### Fragmento proporcionado

++++++++++

El cerebro también se apaga

La exposición insuficiente a la luz solar altera los ritmos circadianos y afecta la regulación de neurotransmisores como la serotonina y la dopamina. Eso explica por qué, durante estos meses, muchas personas presentan síntomas de melancolía, fatiga, irritabilidad o dificultad para concentrarse.

Este fenómeno se conoce como trastorno afectivo estacional y se estima que afecta a entre 2 y 10% de la población, según la latitud. En países del norte de Europa, donde el sol puede desaparecer durante semanas, su prevalencia puede duplicarse en comparación con el verano. Pero incluso en lugares como la Ciudad de México, donde el invierno no es extremo, muchas personas experimentan un descenso del ánimo, alteraciones del sueño o cambios en el apetito.

Afectaciones en el intestino

Tal vez lo más fascinante de este tema sea que la luz también influye en la microbiota intestinal, esa red de bacterias que participa en la digestión, la inmunidad y la salud mental.

Investigadores canadienses observaron que la exposición a luz ultravioleta B aumentó la diversidad de la microbiota en personas con deficiencia de vitamina D. Otros estudios han identificado variaciones estacionales en su composición: más Actinobacterias en verano, más Firmicutes en invierno. Estas fluctuaciones pueden impactar la producción de serotonina intestinal, responsable de hasta el 90% de la serotonina del cuerpo.

Así que menos luz puede traducirse en menos vitamina D, menor diversidad bacteriana y, en consecuencia, mayor vulnerabilidad emocional

El invierno interior​

Durante siglos, las culturas agrícolas entendieron que las estaciones no solo transforman la tierra, sino también el alma. El otoño marcaba el tiempo de la cosecha, la introspección y el encendido del fuego interno. Hoy, en cambio, habitamos una primavera artificial permanente: luces eléctricas, pantallas encendidas, trabajo continuo y poco respeto por los ritmos naturales del cuerpo.

++++++++++

[Datos de análisis de la disposición de páginas]

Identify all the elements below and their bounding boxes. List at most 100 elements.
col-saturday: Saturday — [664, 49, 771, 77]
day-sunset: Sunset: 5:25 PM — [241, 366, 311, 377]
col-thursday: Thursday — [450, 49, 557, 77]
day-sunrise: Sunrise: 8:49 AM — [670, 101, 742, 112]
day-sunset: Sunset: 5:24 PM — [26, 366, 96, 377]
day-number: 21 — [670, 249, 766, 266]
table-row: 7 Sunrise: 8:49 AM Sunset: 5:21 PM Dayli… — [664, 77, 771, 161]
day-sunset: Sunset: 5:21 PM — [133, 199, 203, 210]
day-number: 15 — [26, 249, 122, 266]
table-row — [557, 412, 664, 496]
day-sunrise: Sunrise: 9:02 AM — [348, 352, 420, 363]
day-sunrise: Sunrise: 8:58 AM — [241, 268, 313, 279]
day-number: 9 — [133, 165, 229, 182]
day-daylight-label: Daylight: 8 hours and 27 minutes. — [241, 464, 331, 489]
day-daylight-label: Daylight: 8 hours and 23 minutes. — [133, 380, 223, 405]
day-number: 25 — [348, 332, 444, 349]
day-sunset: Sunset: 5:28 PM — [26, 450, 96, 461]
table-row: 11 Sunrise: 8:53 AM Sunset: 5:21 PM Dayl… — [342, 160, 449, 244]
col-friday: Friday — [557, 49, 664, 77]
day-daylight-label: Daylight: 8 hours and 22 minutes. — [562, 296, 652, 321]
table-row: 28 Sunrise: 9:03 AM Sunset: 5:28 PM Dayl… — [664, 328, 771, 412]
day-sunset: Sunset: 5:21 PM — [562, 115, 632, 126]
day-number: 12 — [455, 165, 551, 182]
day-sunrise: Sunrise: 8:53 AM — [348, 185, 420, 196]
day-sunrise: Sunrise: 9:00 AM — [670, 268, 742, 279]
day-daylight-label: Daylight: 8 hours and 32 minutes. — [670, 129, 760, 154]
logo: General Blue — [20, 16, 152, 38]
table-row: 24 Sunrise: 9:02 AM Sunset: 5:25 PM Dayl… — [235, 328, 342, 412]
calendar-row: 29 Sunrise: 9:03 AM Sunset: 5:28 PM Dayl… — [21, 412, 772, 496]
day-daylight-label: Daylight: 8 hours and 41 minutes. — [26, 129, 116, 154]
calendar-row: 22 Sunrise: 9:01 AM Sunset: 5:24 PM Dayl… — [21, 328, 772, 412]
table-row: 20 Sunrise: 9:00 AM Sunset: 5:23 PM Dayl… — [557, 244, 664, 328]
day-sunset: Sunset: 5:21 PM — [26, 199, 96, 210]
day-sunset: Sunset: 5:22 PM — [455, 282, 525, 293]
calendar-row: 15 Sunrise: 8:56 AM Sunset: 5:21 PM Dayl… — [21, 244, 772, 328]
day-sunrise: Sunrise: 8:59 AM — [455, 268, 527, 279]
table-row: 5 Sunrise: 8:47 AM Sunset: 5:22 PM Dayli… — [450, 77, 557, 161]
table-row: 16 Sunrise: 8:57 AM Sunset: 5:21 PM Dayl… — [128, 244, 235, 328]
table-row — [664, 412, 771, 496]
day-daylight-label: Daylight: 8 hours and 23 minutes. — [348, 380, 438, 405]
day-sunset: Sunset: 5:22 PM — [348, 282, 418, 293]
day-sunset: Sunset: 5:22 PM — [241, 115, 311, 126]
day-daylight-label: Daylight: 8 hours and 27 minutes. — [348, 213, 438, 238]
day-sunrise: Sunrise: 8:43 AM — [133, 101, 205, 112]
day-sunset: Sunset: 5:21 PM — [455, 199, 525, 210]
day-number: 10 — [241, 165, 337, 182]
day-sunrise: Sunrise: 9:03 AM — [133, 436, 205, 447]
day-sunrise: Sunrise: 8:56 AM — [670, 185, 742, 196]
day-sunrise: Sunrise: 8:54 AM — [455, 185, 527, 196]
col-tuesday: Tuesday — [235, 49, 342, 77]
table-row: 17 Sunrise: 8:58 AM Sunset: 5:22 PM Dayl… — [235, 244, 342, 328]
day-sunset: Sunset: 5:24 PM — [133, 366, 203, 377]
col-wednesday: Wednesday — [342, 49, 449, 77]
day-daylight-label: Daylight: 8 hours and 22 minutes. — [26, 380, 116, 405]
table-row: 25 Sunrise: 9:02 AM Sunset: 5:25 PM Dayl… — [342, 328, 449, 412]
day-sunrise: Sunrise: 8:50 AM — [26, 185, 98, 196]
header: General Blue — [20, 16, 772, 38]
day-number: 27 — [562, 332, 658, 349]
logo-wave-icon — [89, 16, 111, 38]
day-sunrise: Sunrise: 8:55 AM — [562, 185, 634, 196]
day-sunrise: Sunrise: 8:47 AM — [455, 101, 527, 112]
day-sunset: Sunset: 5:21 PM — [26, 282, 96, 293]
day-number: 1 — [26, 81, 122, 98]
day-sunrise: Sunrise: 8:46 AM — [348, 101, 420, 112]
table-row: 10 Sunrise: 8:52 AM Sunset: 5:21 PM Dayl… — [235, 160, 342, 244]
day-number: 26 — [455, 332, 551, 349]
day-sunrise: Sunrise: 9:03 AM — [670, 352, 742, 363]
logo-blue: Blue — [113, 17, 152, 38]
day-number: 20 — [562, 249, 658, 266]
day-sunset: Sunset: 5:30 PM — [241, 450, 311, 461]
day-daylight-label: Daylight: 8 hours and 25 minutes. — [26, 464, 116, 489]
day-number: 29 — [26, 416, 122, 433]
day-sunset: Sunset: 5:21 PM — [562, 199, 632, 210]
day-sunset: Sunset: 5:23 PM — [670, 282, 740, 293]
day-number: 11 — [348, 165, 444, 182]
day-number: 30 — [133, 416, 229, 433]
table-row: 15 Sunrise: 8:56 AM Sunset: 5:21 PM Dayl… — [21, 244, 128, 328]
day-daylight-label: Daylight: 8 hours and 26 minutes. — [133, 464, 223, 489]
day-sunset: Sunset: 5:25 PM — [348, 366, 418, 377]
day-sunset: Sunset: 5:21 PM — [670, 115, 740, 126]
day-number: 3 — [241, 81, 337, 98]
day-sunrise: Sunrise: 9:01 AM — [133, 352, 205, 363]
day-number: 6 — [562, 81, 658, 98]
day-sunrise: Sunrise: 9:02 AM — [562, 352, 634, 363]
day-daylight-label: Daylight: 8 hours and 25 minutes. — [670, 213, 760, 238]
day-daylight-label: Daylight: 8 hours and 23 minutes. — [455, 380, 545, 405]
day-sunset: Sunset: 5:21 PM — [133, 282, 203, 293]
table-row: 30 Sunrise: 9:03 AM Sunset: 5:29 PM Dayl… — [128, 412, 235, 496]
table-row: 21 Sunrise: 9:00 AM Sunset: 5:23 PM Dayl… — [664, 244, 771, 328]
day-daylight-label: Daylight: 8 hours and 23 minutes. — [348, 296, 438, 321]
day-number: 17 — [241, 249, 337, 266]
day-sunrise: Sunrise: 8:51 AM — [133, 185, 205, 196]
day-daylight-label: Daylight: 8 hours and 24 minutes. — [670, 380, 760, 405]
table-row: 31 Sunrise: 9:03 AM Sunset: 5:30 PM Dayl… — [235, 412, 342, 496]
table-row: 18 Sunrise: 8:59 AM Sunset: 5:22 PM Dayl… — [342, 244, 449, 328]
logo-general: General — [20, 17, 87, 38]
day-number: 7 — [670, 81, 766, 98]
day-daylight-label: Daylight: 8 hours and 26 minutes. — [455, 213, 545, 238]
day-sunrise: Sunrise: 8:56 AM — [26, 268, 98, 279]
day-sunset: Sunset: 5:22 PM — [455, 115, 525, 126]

++++++++++

### Actividad propuesta
En el fragmento sobre la luz solar y la salud, ¿a qué porcentaje de la población se estima que afecta el trastorno afectivo estacional? Las filas provienen de una fuente distinta.

### Respuesta
A entre el 2 y el 10% de la población, según la latitud.